[Textauszug]
+++

Menschen mit einem hohen Kohärenzgefühl bleiben gesünder, belastbarer und können auch in Krisen konstruktiv handeln.
Und was hat das mit Arbeit zu tun?
Sehr viel. Denn ob wir einen Job als „gesundheitsfördernd“ erleben oder als Belastung, hängt genau davon ab, ob wir verstehen, was passiert, ob wir damit umgehen können und ob es für uns einen Sinn ergibt.
Gerade in der heutigen Arbeitswelt, die sich durch Komplexität, Tempo und Unsicherheit auszeichnet, kommt diesen drei Komponenten eine zentrale Bedeutung zu:
Wenn Kommunikation, Strukturen oder Prozesse unklar sind, entsteht Verwirrung statt Verstehbarkeit.
Wenn Ressourcen fehlen oder Abläufe chaotisch sind, sinkt die Handhabbarkeit.
Wenn Menschen keinen Sinn in ihrer Arbeit sehen, verlieren sie Motivation und Resilienz.
Doch wie kann man diese drei Ebenen konkret stärken?
Das Wachstums-Quadrat®: Psychologische Rollen für gesunde Zusammenarbeit
Hier kommt das von Mario Pracht entwickelte Wachstums-Quadrat® ins Spiel. Es beschreibt vier psychologische Rollen, die sowohl intrapersonell (im Umgang mit uns selbst) als auch interpersonell (im Miteinander mit anderen) wirksam werden können – als konstruktive Alternative zum Drama-Dreieck nach Karpman.
Gerade im Kontext von Führung, Teamarbeit und Kollegialität entfalten diese Rollen eine besondere salutogenetische Kraft. Denn jede Rolle zahlt auf das Kohärenzgefühl ein – also auf das, was Arbeit als verständlich, handhabbar und sinnhaft erlebbar macht.
In diesem Beitrag liegt der Fokus zunächst auf der interpersonellen Perspektive: Wie sich diese Rollen in der Zusammenarbeit zeigen – und wie sie Bedingungen schaffen, unter denen gelingende Arbeit überhaupt möglich wird.
🔹 Mehr an Verstehbarkeit: durch die Rolle des Ermöglichers
Der Ermöglicher schafft ein Umfeld, in dem Menschen sich gehört, gesehen und sicher fühlen. Er kreiert Räume, in denen Fragen gestellt werden dürfen, wo Unsicherheit sein darf und wo sich aus Chaos Klarheit entwickeln kann.
Er tut das auf drei Ebenen:
Prozessual: durch Strukturen, Rituale und transparente Kommunikation.
Psychologisch: durch Empathie, Offenheit und eine nicht wertende Haltung.
Materiell: durch ausreichende Ressourcen und realistische Planung.
Indem der Ermöglicher Komplexität reduziert und Menschen Orientierung gibt, entsteht Verstehbarkeit.

+++

[Daten zur Prüfung]
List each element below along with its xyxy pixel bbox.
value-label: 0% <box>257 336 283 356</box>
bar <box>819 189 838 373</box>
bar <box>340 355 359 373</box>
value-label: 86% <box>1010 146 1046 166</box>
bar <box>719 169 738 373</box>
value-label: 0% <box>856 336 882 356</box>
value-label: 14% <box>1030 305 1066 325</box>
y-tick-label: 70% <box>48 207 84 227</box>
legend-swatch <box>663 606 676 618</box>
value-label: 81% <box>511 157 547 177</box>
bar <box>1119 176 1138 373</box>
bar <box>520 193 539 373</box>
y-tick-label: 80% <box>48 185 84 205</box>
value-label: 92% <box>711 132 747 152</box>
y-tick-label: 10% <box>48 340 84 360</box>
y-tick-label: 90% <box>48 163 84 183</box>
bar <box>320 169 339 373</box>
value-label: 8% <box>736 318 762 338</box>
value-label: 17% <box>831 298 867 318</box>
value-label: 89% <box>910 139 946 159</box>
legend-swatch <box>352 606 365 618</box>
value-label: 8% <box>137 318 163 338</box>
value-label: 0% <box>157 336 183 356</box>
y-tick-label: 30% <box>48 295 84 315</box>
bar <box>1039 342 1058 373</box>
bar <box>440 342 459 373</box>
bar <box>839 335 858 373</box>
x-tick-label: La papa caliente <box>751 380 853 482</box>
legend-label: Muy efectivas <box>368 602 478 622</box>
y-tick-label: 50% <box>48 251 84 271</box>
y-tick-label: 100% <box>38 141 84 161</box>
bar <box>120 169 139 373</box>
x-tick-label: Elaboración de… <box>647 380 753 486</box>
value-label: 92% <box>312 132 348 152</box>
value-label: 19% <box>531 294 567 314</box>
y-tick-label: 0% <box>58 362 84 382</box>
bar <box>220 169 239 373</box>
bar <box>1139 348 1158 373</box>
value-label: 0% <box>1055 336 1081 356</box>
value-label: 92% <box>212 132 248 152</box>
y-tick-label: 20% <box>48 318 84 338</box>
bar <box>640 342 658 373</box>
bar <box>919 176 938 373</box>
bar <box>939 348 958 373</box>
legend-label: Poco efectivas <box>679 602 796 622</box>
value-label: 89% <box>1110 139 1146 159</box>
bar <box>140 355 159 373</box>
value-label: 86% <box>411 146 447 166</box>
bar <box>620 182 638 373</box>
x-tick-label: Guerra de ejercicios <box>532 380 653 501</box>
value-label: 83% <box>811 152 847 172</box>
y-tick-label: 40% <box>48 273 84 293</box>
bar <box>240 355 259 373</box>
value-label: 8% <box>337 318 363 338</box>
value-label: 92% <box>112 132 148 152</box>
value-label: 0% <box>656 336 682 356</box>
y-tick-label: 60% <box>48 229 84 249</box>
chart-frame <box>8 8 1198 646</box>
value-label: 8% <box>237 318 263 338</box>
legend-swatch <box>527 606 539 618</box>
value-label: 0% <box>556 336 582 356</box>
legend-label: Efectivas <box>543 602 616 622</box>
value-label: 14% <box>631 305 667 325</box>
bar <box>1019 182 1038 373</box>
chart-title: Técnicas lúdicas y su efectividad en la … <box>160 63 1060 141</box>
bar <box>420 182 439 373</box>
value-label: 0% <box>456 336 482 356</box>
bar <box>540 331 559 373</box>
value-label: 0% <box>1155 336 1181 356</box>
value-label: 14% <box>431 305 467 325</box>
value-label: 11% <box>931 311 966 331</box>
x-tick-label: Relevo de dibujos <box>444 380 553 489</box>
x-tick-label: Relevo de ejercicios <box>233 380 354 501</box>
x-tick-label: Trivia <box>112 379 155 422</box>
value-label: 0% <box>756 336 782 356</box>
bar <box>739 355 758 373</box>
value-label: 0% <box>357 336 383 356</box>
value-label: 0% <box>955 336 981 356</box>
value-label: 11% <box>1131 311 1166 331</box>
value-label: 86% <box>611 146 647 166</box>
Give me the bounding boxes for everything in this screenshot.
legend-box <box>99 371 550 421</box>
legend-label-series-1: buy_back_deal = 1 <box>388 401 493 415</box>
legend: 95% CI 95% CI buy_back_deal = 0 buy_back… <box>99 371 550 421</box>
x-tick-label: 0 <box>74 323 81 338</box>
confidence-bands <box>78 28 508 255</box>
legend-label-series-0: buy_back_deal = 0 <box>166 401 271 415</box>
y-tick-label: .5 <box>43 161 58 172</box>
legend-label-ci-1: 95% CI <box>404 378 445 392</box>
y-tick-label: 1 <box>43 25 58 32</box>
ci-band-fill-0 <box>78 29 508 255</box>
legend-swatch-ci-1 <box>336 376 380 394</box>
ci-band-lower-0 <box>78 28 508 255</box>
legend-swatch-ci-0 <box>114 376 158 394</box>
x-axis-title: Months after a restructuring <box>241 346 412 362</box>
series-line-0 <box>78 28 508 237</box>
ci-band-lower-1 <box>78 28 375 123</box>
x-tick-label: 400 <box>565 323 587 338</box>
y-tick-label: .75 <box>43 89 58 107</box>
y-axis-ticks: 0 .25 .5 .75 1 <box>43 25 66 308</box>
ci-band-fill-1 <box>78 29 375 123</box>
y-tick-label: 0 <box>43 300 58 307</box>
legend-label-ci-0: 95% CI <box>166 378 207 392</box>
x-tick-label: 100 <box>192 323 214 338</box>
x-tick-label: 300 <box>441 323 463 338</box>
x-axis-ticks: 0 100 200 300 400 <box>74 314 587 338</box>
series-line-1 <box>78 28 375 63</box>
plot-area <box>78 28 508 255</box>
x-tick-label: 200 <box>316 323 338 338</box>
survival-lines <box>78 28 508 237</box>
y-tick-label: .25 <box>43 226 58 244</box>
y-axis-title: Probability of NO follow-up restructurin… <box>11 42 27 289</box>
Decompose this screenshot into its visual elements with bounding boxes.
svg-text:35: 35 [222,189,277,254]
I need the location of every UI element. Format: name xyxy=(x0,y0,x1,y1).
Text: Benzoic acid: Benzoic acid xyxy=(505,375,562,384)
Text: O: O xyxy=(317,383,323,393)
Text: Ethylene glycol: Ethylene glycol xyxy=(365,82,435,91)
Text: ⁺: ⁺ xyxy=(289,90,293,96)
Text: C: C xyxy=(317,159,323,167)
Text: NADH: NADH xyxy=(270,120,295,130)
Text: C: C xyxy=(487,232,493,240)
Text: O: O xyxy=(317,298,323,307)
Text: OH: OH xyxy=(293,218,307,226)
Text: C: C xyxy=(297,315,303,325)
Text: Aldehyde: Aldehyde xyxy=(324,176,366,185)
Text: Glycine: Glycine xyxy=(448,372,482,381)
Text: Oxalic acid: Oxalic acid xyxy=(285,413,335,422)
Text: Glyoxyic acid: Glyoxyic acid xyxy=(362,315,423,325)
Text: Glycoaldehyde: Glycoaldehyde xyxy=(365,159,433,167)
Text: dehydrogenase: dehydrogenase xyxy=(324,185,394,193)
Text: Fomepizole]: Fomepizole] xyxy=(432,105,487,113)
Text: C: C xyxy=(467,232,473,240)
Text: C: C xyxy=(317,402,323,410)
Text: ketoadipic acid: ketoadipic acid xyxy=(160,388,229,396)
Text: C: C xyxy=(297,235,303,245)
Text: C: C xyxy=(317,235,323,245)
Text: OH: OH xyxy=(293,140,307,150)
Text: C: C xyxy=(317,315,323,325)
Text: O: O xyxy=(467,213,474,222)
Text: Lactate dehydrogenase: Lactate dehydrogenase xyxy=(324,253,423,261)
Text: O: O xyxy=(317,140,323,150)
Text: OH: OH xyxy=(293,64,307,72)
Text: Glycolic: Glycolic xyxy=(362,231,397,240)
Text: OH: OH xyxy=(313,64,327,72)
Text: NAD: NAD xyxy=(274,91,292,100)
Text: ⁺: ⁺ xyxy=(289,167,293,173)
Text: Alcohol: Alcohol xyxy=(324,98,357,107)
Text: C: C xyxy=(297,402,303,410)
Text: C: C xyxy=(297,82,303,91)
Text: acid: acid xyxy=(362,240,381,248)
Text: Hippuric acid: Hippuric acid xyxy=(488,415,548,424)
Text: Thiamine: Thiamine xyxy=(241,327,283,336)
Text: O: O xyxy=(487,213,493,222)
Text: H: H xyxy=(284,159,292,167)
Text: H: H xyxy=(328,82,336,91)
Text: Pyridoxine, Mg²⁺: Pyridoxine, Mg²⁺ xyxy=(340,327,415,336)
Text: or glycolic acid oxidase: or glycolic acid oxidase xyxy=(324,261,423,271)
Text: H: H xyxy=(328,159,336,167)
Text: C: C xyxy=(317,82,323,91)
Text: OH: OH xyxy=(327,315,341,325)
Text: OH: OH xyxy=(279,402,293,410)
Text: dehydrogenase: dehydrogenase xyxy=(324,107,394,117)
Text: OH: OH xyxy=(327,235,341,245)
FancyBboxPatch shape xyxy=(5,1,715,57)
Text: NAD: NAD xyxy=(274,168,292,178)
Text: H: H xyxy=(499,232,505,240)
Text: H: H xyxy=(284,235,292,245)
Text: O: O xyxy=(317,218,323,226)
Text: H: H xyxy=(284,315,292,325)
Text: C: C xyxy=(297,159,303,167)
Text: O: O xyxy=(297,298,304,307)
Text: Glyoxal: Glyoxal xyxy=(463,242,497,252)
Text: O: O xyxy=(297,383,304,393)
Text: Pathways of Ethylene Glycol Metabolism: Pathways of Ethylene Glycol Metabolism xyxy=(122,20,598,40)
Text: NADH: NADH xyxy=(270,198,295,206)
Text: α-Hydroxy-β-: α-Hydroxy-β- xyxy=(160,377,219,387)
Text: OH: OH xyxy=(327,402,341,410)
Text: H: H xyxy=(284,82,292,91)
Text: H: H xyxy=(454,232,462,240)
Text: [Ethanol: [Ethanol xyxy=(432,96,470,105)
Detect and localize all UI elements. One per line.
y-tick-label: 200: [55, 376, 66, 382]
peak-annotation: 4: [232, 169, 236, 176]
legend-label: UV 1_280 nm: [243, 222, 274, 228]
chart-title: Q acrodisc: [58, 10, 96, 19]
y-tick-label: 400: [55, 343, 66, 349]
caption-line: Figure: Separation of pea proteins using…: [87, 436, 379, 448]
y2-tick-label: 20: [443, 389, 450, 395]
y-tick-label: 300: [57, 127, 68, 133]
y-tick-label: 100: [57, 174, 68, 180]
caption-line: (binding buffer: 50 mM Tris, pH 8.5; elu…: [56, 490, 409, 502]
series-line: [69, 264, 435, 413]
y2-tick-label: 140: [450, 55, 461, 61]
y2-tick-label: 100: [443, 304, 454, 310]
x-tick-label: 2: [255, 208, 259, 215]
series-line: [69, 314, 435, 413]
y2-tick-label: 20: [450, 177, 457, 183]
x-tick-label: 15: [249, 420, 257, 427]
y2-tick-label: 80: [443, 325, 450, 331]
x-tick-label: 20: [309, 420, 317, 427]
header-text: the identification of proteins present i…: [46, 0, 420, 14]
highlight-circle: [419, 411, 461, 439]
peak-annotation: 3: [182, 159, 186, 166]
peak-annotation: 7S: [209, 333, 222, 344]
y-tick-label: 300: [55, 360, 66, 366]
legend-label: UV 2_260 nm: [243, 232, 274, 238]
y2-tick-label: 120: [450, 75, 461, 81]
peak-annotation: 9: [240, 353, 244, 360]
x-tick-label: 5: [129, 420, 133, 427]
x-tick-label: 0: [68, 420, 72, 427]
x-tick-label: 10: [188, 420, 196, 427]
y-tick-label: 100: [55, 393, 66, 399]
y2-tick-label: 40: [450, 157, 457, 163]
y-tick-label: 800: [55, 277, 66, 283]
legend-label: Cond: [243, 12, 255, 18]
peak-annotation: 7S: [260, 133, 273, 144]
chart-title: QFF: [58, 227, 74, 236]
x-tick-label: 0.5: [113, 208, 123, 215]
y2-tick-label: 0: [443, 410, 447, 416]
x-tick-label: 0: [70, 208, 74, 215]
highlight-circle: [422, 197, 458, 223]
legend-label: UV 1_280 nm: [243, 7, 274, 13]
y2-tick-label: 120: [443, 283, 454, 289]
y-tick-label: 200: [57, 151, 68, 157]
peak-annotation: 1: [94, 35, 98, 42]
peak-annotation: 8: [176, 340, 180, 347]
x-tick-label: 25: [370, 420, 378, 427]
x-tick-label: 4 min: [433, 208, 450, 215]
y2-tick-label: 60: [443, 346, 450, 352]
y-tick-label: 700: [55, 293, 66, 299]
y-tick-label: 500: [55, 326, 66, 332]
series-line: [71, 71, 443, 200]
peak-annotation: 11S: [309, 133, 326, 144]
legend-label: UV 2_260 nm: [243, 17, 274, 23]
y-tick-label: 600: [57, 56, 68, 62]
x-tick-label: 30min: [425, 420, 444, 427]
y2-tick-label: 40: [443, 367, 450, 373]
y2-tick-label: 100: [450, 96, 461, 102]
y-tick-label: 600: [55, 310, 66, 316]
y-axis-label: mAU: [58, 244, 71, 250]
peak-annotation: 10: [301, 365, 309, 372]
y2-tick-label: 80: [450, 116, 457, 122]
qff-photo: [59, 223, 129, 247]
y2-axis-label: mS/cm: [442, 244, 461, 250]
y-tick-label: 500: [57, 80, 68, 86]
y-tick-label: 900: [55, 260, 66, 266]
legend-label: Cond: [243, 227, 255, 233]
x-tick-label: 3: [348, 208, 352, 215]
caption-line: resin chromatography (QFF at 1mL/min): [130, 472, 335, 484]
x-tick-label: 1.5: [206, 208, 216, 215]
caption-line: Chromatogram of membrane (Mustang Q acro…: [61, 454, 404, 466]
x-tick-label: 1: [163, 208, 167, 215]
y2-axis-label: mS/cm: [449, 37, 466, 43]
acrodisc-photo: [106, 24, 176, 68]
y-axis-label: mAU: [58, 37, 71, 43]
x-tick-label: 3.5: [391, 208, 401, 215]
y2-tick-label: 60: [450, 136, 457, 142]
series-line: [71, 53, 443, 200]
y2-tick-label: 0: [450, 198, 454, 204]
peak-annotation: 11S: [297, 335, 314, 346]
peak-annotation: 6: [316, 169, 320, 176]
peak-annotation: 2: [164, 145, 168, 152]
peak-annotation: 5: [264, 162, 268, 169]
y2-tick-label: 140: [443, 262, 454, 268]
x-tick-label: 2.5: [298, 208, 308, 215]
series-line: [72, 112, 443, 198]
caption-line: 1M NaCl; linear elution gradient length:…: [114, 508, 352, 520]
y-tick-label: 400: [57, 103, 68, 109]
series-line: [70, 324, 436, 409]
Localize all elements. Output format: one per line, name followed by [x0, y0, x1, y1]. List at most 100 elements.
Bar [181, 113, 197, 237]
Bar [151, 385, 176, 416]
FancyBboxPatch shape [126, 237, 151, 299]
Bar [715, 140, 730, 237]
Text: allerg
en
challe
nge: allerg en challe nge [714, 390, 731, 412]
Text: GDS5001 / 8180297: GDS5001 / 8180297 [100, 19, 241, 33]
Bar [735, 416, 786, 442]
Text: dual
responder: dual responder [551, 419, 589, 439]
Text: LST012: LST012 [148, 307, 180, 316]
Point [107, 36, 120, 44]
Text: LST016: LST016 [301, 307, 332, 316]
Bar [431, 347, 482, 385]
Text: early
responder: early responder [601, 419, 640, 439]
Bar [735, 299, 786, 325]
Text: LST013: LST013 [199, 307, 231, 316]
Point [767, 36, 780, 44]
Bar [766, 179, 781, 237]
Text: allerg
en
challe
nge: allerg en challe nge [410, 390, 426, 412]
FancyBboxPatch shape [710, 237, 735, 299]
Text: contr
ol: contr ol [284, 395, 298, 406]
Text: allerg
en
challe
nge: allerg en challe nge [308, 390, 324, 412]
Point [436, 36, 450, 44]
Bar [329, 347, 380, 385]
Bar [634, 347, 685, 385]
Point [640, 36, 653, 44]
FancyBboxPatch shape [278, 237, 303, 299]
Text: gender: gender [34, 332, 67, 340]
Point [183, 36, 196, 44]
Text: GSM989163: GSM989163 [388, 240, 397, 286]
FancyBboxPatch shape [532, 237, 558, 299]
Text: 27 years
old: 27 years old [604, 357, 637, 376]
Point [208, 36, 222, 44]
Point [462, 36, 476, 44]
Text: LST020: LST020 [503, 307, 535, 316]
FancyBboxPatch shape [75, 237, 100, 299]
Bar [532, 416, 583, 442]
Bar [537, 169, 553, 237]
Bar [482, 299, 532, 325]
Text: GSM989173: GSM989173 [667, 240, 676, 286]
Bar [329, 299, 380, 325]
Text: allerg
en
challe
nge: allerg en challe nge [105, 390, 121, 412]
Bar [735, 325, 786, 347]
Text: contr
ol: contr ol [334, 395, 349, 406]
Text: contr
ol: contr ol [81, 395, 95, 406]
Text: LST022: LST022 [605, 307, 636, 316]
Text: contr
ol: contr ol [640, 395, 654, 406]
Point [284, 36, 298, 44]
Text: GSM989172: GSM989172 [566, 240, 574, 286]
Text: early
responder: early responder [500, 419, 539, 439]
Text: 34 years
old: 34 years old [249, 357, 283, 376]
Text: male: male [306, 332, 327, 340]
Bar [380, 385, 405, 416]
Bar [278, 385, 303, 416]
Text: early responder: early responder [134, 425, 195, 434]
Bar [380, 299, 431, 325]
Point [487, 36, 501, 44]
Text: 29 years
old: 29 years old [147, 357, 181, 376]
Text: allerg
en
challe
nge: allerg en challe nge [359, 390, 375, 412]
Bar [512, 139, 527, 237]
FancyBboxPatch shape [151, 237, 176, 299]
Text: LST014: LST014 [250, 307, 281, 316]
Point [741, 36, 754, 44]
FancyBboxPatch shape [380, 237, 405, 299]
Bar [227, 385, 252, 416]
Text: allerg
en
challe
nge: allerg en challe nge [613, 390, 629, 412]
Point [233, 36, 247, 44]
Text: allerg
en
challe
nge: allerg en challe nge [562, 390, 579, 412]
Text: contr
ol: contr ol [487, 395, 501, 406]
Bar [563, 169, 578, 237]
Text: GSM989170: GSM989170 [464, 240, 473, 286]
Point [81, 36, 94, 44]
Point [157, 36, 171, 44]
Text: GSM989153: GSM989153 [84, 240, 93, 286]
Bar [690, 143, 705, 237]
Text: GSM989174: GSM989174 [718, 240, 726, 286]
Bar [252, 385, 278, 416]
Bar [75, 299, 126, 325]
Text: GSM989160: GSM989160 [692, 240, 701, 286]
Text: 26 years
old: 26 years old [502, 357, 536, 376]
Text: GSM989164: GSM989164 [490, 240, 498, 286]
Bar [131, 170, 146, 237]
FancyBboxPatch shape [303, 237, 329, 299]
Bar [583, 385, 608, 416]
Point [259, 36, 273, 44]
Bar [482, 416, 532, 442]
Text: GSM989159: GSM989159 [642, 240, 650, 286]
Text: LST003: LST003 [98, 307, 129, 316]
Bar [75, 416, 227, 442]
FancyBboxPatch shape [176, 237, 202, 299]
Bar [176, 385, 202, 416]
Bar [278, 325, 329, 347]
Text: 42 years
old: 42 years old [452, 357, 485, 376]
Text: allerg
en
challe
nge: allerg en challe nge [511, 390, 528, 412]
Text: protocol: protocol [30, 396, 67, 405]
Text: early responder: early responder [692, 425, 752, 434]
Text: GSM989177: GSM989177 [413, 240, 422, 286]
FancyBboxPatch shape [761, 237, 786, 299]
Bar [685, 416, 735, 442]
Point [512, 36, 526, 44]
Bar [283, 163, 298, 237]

+++

[Material erkunden]
1/ Prüfe bitte, ob die folgenden Aussagen mit dem Textauszug übereinstimmen, und antworte jeweils mit Ja oder Nein sowie den entscheidenden Worten daraus als wörtliches Zitat.
(a) Das Wachstums-Quadrat® beschreibt vier psychologische Rollen.
(b) Der Beitrag richtet den Fokus zunächst auf die intrapersonelle Perspektive.
(c) Fehlen Ressourcen, sinkt die Handhabbarkeit.
2/ Schreib den Abschnitt des Textauszugs, der mit „Und was hat“ beginnt und mit „einen Sinn ergibt.“ endet, noch einmal ab und ersetze dabei „Job“ durch „Beruf“.

[Lösungen je Aufgabe]
1/
(a) Ja: „Es beschreibt vier psychologische Rollen“
(b) Nein: „In diesem Beitrag liegt der Fokus zunächst auf der interpersonellen Perspektive“
(c) Ja: „Wenn Ressourcen fehlen oder Abläufe chaotisch sind, sinkt die Handhabbarkeit.“

2/
Und was hat das mit Arbeit zu tun?
Sehr viel. Denn ob wir einen Beruf als „gesundheitsfördernd“ erleben oder als Belastung, hängt genau davon ab, ob wir verstehen, was passiert, ob wir damit umgehen können und ob es für uns einen Sinn ergibt.